--- Start Task data ---

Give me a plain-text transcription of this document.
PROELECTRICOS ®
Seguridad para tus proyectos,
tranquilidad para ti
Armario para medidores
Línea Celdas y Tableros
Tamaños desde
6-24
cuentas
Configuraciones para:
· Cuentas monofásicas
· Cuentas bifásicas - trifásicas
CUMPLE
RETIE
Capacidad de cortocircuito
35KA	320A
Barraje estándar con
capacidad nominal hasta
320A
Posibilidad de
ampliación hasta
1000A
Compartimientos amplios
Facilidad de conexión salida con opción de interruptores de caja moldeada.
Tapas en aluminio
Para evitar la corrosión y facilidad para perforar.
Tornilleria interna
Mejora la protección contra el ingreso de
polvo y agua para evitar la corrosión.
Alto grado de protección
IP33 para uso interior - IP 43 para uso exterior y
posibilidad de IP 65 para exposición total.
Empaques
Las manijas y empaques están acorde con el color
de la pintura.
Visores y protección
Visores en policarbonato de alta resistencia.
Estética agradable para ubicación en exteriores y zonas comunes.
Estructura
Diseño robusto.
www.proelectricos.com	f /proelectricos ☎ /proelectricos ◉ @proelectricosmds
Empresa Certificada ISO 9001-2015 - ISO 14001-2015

--- End Task data ---

_Work required_
Give the records above again, word for word.

_Result for this exercise_
Give me a plain-text transcription of this document.
PROELECTRICOS ®
Seguridad para tus proyectos,
tranquilidad para ti
Armario para medidores
Línea Celdas y Tableros
Tamaños desde
6-24
cuentas
Configuraciones para:
· Cuentas monofásicas
· Cuentas bifásicas - trifásicas
CUMPLE
RETIE
Capacidad de cortocircuito
35KA	320A
Barraje estándar con
capacidad nominal hasta
320A
Posibilidad de
ampliación hasta
1000A
Compartimientos amplios
Facilidad de conexión salida con opción de interruptores de caja moldeada.
Tapas en aluminio
Para evitar la corrosión y facilidad para perforar.
Tornilleria interna
Mejora la protección contra el ingreso de
polvo y agua para evitar la corrosión.
Alto grado de protección
IP33 para uso interior - IP 43 para uso exterior y
posibilidad de IP 65 para exposición total.
Empaques
Las manijas y empaques están acorde con el color
de la pintura.
Visores y protección
Visores en policarbonato de alta resistencia.
Estética agradable para ubicación en exteriores y zonas comunes.
Estructura
Diseño robusto.
www.proelectricos.com	f /proelectricos ☎ /proelectricos ◉ @proelectricosmds
Empresa Certificada ISO 9001-2015 - ISO 14001-2015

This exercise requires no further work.